§ **Problem**
Quote each record exactly, please, leaving none out.

BEGIN Data

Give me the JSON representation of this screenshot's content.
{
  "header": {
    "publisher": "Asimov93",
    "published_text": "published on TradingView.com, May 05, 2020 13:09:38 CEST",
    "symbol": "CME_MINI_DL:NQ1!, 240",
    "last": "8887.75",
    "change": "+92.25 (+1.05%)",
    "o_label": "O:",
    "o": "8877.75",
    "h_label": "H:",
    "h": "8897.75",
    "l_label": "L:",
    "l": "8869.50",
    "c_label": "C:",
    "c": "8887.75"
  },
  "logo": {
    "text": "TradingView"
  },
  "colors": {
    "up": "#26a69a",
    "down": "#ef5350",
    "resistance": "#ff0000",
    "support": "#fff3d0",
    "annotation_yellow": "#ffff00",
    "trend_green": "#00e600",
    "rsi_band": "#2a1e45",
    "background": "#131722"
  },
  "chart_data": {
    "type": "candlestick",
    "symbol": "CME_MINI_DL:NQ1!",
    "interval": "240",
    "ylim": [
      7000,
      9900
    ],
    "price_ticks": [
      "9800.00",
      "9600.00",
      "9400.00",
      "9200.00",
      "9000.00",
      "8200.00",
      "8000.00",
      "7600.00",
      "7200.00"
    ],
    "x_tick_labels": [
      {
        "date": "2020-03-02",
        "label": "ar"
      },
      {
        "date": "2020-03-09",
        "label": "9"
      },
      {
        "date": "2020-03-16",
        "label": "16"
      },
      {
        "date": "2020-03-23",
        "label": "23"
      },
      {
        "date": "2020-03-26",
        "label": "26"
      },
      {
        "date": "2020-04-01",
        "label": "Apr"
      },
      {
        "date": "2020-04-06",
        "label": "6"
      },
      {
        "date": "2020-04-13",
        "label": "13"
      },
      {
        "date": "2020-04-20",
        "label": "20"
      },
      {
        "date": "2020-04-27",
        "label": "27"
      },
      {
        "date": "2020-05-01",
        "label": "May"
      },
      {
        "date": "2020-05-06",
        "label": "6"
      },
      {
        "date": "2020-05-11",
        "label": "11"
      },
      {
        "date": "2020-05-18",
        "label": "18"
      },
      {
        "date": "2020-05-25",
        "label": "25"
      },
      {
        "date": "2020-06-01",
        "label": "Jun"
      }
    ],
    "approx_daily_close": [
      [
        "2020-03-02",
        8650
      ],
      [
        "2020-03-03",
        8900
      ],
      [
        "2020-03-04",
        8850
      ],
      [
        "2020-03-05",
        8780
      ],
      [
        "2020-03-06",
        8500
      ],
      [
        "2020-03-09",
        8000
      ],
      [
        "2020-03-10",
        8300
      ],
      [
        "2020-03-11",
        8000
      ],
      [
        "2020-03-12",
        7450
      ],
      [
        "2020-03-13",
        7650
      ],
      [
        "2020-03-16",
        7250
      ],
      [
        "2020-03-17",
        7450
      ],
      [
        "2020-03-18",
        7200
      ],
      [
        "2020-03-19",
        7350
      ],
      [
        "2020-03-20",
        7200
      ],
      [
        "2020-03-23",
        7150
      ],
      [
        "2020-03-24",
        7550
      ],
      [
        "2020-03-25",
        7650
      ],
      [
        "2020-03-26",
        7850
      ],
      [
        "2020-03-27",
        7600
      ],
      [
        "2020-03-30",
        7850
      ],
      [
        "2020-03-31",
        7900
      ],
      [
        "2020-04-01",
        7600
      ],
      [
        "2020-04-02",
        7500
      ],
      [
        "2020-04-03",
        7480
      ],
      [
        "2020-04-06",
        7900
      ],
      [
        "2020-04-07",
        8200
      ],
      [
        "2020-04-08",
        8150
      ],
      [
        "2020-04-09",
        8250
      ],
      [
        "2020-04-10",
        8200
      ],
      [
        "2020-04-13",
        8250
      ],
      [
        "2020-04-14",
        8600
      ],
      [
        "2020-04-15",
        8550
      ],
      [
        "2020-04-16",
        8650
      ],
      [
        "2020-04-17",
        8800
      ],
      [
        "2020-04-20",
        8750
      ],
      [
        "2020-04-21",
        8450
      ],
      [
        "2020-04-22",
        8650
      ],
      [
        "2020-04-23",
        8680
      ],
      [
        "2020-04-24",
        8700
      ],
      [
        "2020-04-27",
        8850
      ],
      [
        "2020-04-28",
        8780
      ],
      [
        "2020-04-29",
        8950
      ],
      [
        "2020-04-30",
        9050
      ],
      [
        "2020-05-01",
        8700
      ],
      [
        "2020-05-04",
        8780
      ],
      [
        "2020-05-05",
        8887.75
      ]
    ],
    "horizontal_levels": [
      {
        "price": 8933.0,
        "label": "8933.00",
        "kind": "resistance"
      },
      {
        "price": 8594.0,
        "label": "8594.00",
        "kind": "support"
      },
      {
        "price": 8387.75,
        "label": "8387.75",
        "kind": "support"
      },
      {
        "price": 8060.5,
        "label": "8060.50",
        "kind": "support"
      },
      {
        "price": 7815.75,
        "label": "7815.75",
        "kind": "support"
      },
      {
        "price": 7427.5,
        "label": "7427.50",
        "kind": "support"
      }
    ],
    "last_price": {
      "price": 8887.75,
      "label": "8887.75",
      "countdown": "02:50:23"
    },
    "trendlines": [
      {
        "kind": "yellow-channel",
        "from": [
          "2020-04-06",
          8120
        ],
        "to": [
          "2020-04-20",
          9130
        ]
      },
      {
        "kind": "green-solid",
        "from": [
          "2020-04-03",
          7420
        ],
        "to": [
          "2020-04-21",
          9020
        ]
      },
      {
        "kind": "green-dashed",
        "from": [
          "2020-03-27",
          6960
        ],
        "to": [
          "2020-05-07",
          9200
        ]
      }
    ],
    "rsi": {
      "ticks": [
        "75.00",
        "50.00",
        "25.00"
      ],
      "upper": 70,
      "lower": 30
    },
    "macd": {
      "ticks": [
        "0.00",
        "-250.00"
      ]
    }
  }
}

END Data

§ **Exercise answer**
Give me the JSON representation of this screenshot's content.
{
  "header": {
    "publisher": "Asimov93",
    "published_text": "published on TradingView.com, May 05, 2020 13:09:38 CEST",
    "symbol": "CME_MINI_DL:NQ1!, 240",
    "last": "8887.75",
    "change": "+92.25 (+1.05%)",
    "o_label": "O:",
    "o": "8877.75",
    "h_label": "H:",
    "h": "8897.75",
    "l_label": "L:",
    "l": "8869.50",
    "c_label": "C:",
    "c": "8887.75"
  },
  "logo": {
    "text": "TradingView"
  },
  "colors": {
    "up": "#26a69a",
    "down": "#ef5350",
    "resistance": "#ff0000",
    "support": "#fff3d0",
    "annotation_yellow": "#ffff00",
    "trend_green": "#00e600",
    "rsi_band": "#2a1e45",
    "background": "#131722"
  },
  "chart_data": {
    "type": "candlestick",
    "symbol": "CME_MINI_DL:NQ1!",
    "interval": "240",
    "ylim": [
      7000,
      9900
    ],
    "price_ticks": [
      "9800.00",
      "9600.00",
      "9400.00",
      "9200.00",
      "9000.00",
      "8200.00",
      "8000.00",
      "7600.00",
      "7200.00"
    ],
    "x_tick_labels": [
      {
        "date": "2020-03-02",
        "label": "ar"
      },
      {
        "date": "2020-03-09",
        "label": "9"
      },
      {
        "date": "2020-03-16",
        "label": "16"
      },
      {
        "date": "2020-03-23",
        "label": "23"
      },
      {
        "date": "2020-03-26",
        "label": "26"
      },
      {
        "date": "2020-04-01",
        "label": "Apr"
      },
      {
        "date": "2020-04-06",
        "label": "6"
      },
      {
        "date": "2020-04-13",
        "label": "13"
      },
      {
        "date": "2020-04-20",
        "label": "20"
      },
      {
        "date": "2020-04-27",
        "label": "27"
      },
      {
        "date": "2020-05-01",
        "label": "May"
      },
      {
        "date": "2020-05-06",
        "label": "6"
      },
      {
        "date": "2020-05-11",
        "label": "11"
      },
      {
        "date": "2020-05-18",
        "label": "18"
      },
      {
        "date": "2020-05-25",
        "label": "25"
      },
      {
        "date": "2020-06-01",
        "label": "Jun"
      }
    ],
    "approx_daily_close": [
      [
        "2020-03-02",
        8650
      ],
      [
        "2020-03-03",
        8900
      ],
      [
        "2020-03-04",
        8850
      ],
      [
        "2020-03-05",
        8780
      ],
      [
        "2020-03-06",
        8500
      ],
      [
        "2020-03-09",
        8000
      ],
      [
        "2020-03-10",
        8300
      ],
      [
        "2020-03-11",
        8000
      ],
      [
        "2020-03-12",
        7450
      ],
      [
        "2020-03-13",
        7650
      ],
      [
        "2020-03-16",
        7250
      ],
      [
        "2020-03-17",
        7450
      ],
      [
        "2020-03-18",
        7200
      ],
      [
        "2020-03-19",
        7350
      ],
      [
        "2020-03-20",
        7200
      ],
      [
        "2020-03-23",
        7150
      ],
      [
        "2020-03-24",
        7550
      ],
      [
        "2020-03-25",
        7650
      ],
      [
        "2020-03-26",
        7850
      ],
      [
        "2020-03-27",
        7600
      ],
      [
        "2020-03-30",
        7850
      ],
      [
        "2020-03-31",
        7900
      ],
      [
        "2020-04-01",
        7600
      ],
      [
        "2020-04-02",
        7500
      ],
      [
        "2020-04-03",
        7480
      ],
      [
        "2020-04-06",
        7900
      ],
      [
        "2020-04-07",
        8200
      ],
      [
        "2020-04-08",
        8150
      ],
      [
        "2020-04-09",
        8250
      ],
      [
        "2020-04-10",
        8200
      ],
      [
        "2020-04-13",
        8250
      ],
      [
        "2020-04-14",
        8600
      ],
      [
        "2020-04-15",
        8550
      ],
      [
        "2020-04-16",
        8650
      ],
      [
        "2020-04-17",
        8800
      ],
      [
        "2020-04-20",
        8750
      ],
      [
        "2020-04-21",
        8450
      ],
      [
        "2020-04-22",
        8650
      ],
      [
        "2020-04-23",
        8680
      ],
      [
        "2020-04-24",
        8700
      ],
      [
        "2020-04-27",
        8850
      ],
      [
        "2020-04-28",
        8780
      ],
      [
        "2020-04-29",
        8950
      ],
      [
        "2020-04-30",
        9050
      ],
      [
        "2020-05-01",
        8700
      ],
      [
        "2020-05-04",
        8780
      ],
      [
        "2020-05-05",
        8887.75
      ]
    ],
    "horizontal_levels": [
      {
        "price": 8933.0,
        "label": "8933.00",
        "kind": "resistance"
      },
      {
        "price": 8594.0,
        "label": "8594.00",
        "kind": "support"
      },
      {
        "price": 8387.75,
        "label": "8387.75",
        "kind": "support"
      },
      {
        "price": 8060.5,
        "label": "8060.50",
        "kind": "support"
      },
      {
        "price": 7815.75,
        "label": "7815.75",
        "kind": "support"
      },
      {
        "price": 7427.5,
        "label": "7427.50",
        "kind": "support"
      }
    ],
    "last_price": {
      "price": 8887.75,
      "label": "8887.75",
      "countdown": "02:50:23"
    },
    "trendlines": [
      {
        "kind": "yellow-channel",
        "from": [
          "2020-04-06",
          8120
        ],
        "to": [
          "2020-04-20",
          9130
        ]
      },
      {
        "kind": "green-solid",
        "from": [
          "2020-04-03",
          7420
        ],
        "to": [
          "2020-04-21",
          9020
        ]
      },
      {
        "kind": "green-dashed",
        "from": [
          "2020-03-27",
          6960
        ],
        "to": [
          "2020-05-07",
          9200
        ]
      }
    ],
    "rsi": {
      "ticks": [
        "75.00",
        "50.00",
        "25.00"
      ],
      "upper": 70,
      "lower": 30
    },
    "macd": {
      "ticks": [
        "0.00",
        "-250.00"
      ]
    }
  }
}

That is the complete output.